-- BEGIN INPUT MATERIAL --
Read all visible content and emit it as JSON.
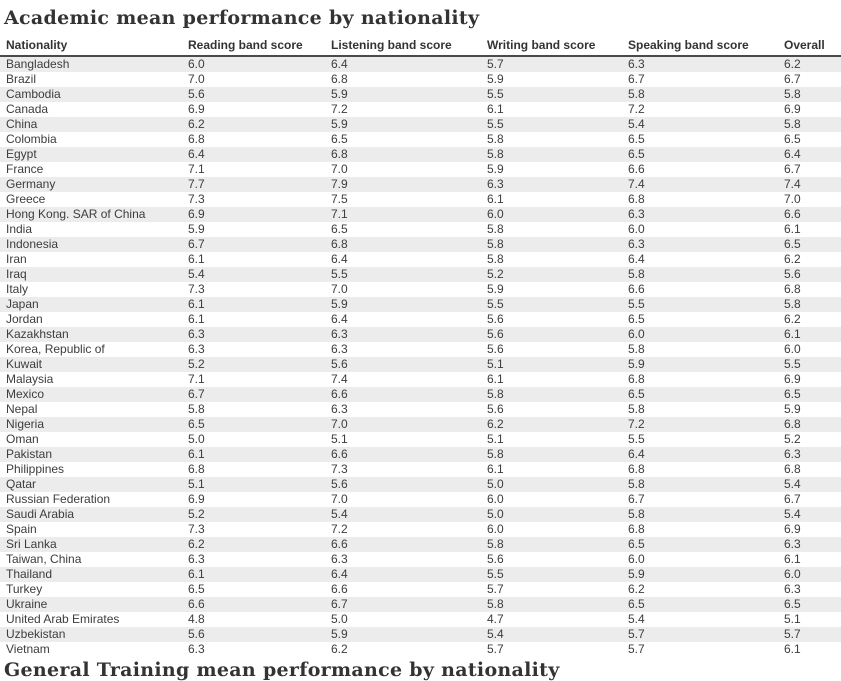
{
  "page": {
    "title": "Academic mean performance by nationality",
    "next_section_title": "General Training mean performance by nationality"
  },
  "table": {
    "columns": [
      "Nationality",
      "Reading band score",
      "Listening band score",
      "Writing band score",
      "Speaking band score",
      "Overall"
    ],
    "rows": [
      [
        "Bangladesh",
        "6.0",
        "6.4",
        "5.7",
        "6.3",
        "6.2"
      ],
      [
        "Brazil",
        "7.0",
        "6.8",
        "5.9",
        "6.7",
        "6.7"
      ],
      [
        "Cambodia",
        "5.6",
        "5.9",
        "5.5",
        "5.8",
        "5.8"
      ],
      [
        "Canada",
        "6.9",
        "7.2",
        "6.1",
        "7.2",
        "6.9"
      ],
      [
        "China",
        "6.2",
        "5.9",
        "5.5",
        "5.4",
        "5.8"
      ],
      [
        "Colombia",
        "6.8",
        "6.5",
        "5.8",
        "6.5",
        "6.5"
      ],
      [
        "Egypt",
        "6.4",
        "6.8",
        "5.8",
        "6.5",
        "6.4"
      ],
      [
        "France",
        "7.1",
        "7.0",
        "5.9",
        "6.6",
        "6.7"
      ],
      [
        "Germany",
        "7.7",
        "7.9",
        "6.3",
        "7.4",
        "7.4"
      ],
      [
        "Greece",
        "7.3",
        "7.5",
        "6.1",
        "6.8",
        "7.0"
      ],
      [
        "Hong Kong. SAR of China",
        "6.9",
        "7.1",
        "6.0",
        "6.3",
        "6.6"
      ],
      [
        "India",
        "5.9",
        "6.5",
        "5.8",
        "6.0",
        "6.1"
      ],
      [
        "Indonesia",
        "6.7",
        "6.8",
        "5.8",
        "6.3",
        "6.5"
      ],
      [
        "Iran",
        "6.1",
        "6.4",
        "5.8",
        "6.4",
        "6.2"
      ],
      [
        "Iraq",
        "5.4",
        "5.5",
        "5.2",
        "5.8",
        "5.6"
      ],
      [
        "Italy",
        "7.3",
        "7.0",
        "5.9",
        "6.6",
        "6.8"
      ],
      [
        "Japan",
        "6.1",
        "5.9",
        "5.5",
        "5.5",
        "5.8"
      ],
      [
        "Jordan",
        "6.1",
        "6.4",
        "5.6",
        "6.5",
        "6.2"
      ],
      [
        "Kazakhstan",
        "6.3",
        "6.3",
        "5.6",
        "6.0",
        "6.1"
      ],
      [
        "Korea, Republic of",
        "6.3",
        "6.3",
        "5.6",
        "5.8",
        "6.0"
      ],
      [
        "Kuwait",
        "5.2",
        "5.6",
        "5.1",
        "5.9",
        "5.5"
      ],
      [
        "Malaysia",
        "7.1",
        "7.4",
        "6.1",
        "6.8",
        "6.9"
      ],
      [
        "Mexico",
        "6.7",
        "6.6",
        "5.8",
        "6.5",
        "6.5"
      ],
      [
        "Nepal",
        "5.8",
        "6.3",
        "5.6",
        "5.8",
        "5.9"
      ],
      [
        "Nigeria",
        "6.5",
        "7.0",
        "6.2",
        "7.2",
        "6.8"
      ],
      [
        "Oman",
        "5.0",
        "5.1",
        "5.1",
        "5.5",
        "5.2"
      ],
      [
        "Pakistan",
        "6.1",
        "6.6",
        "5.8",
        "6.4",
        "6.3"
      ],
      [
        "Philippines",
        "6.8",
        "7.3",
        "6.1",
        "6.8",
        "6.8"
      ],
      [
        "Qatar",
        "5.1",
        "5.6",
        "5.0",
        "5.8",
        "5.4"
      ],
      [
        "Russian Federation",
        "6.9",
        "7.0",
        "6.0",
        "6.7",
        "6.7"
      ],
      [
        "Saudi Arabia",
        "5.2",
        "5.4",
        "5.0",
        "5.8",
        "5.4"
      ],
      [
        "Spain",
        "7.3",
        "7.2",
        "6.0",
        "6.8",
        "6.9"
      ],
      [
        "Sri Lanka",
        "6.2",
        "6.6",
        "5.8",
        "6.5",
        "6.3"
      ],
      [
        "Taiwan, China",
        "6.3",
        "6.3",
        "5.6",
        "6.0",
        "6.1"
      ],
      [
        "Thailand",
        "6.1",
        "6.4",
        "5.5",
        "5.9",
        "6.0"
      ],
      [
        "Turkey",
        "6.5",
        "6.6",
        "5.7",
        "6.2",
        "6.3"
      ],
      [
        "Ukraine",
        "6.6",
        "6.7",
        "5.8",
        "6.5",
        "6.5"
      ],
      [
        "United Arab Emirates",
        "4.8",
        "5.0",
        "4.7",
        "5.4",
        "5.1"
      ],
      [
        "Uzbekistan",
        "5.6",
        "5.9",
        "5.4",
        "5.7",
        "5.7"
      ],
      [
        "Vietnam",
        "6.3",
        "6.2",
        "5.7",
        "5.7",
        "6.1"
      ]
    ]
  },
  "chart_data": {
    "type": "table",
    "title": "Academic mean performance by nationality",
    "columns": [
      "Nationality",
      "Reading band score",
      "Listening band score",
      "Writing band score",
      "Speaking band score",
      "Overall"
    ],
    "categories": [
      "Bangladesh",
      "Brazil",
      "Cambodia",
      "Canada",
      "China",
      "Colombia",
      "Egypt",
      "France",
      "Germany",
      "Greece",
      "Hong Kong. SAR of China",
      "India",
      "Indonesia",
      "Iran",
      "Iraq",
      "Italy",
      "Japan",
      "Jordan",
      "Kazakhstan",
      "Korea, Republic of",
      "Kuwait",
      "Malaysia",
      "Mexico",
      "Nepal",
      "Nigeria",
      "Oman",
      "Pakistan",
      "Philippines",
      "Qatar",
      "Russian Federation",
      "Saudi Arabia",
      "Spain",
      "Sri Lanka",
      "Taiwan, China",
      "Thailand",
      "Turkey",
      "Ukraine",
      "United Arab Emirates",
      "Uzbekistan",
      "Vietnam"
    ],
    "series": [
      {
        "name": "Reading band score",
        "values": [
          6.0,
          7.0,
          5.6,
          6.9,
          6.2,
          6.8,
          6.4,
          7.1,
          7.7,
          7.3,
          6.9,
          5.9,
          6.7,
          6.1,
          5.4,
          7.3,
          6.1,
          6.1,
          6.3,
          6.3,
          5.2,
          7.1,
          6.7,
          5.8,
          6.5,
          5.0,
          6.1,
          6.8,
          5.1,
          6.9,
          5.2,
          7.3,
          6.2,
          6.3,
          6.1,
          6.5,
          6.6,
          4.8,
          5.6,
          6.3
        ]
      },
      {
        "name": "Listening band score",
        "values": [
          6.4,
          6.8,
          5.9,
          7.2,
          5.9,
          6.5,
          6.8,
          7.0,
          7.9,
          7.5,
          7.1,
          6.5,
          6.8,
          6.4,
          5.5,
          7.0,
          5.9,
          6.4,
          6.3,
          6.3,
          5.6,
          7.4,
          6.6,
          6.3,
          7.0,
          5.1,
          6.6,
          7.3,
          5.6,
          7.0,
          5.4,
          7.2,
          6.6,
          6.3,
          6.4,
          6.6,
          6.7,
          5.0,
          5.9,
          6.2
        ]
      },
      {
        "name": "Writing band score",
        "values": [
          5.7,
          5.9,
          5.5,
          6.1,
          5.5,
          5.8,
          5.8,
          5.9,
          6.3,
          6.1,
          6.0,
          5.8,
          5.8,
          5.8,
          5.2,
          5.9,
          5.5,
          5.6,
          5.6,
          5.6,
          5.1,
          6.1,
          5.8,
          5.6,
          6.2,
          5.1,
          5.8,
          6.1,
          5.0,
          6.0,
          5.0,
          6.0,
          5.8,
          5.6,
          5.5,
          5.7,
          5.8,
          4.7,
          5.4,
          5.7
        ]
      },
      {
        "name": "Speaking band score",
        "values": [
          6.3,
          6.7,
          5.8,
          7.2,
          5.4,
          6.5,
          6.5,
          6.6,
          7.4,
          6.8,
          6.3,
          6.0,
          6.3,
          6.4,
          5.8,
          6.6,
          5.5,
          6.5,
          6.0,
          5.8,
          5.9,
          6.8,
          6.5,
          5.8,
          7.2,
          5.5,
          6.4,
          6.8,
          5.8,
          6.7,
          5.8,
          6.8,
          6.5,
          6.0,
          5.9,
          6.2,
          6.5,
          5.4,
          5.7,
          5.7
        ]
      },
      {
        "name": "Overall",
        "values": [
          6.2,
          6.7,
          5.8,
          6.9,
          5.8,
          6.5,
          6.4,
          6.7,
          7.4,
          7.0,
          6.6,
          6.1,
          6.5,
          6.2,
          5.6,
          6.8,
          5.8,
          6.2,
          6.1,
          6.0,
          5.5,
          6.9,
          6.5,
          5.9,
          6.8,
          5.2,
          6.3,
          6.8,
          5.4,
          6.7,
          5.4,
          6.9,
          6.3,
          6.1,
          6.0,
          6.3,
          6.5,
          5.1,
          5.7,
          6.1
        ]
      }
    ]
  }
}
-- END INPUT MATERIAL --
■ EXERCISE TASK ■
Where a line above holds the string "Federation", show that line.

■ FULL SOLUTION ■
        "Russian Federation",
      "Russian Federation",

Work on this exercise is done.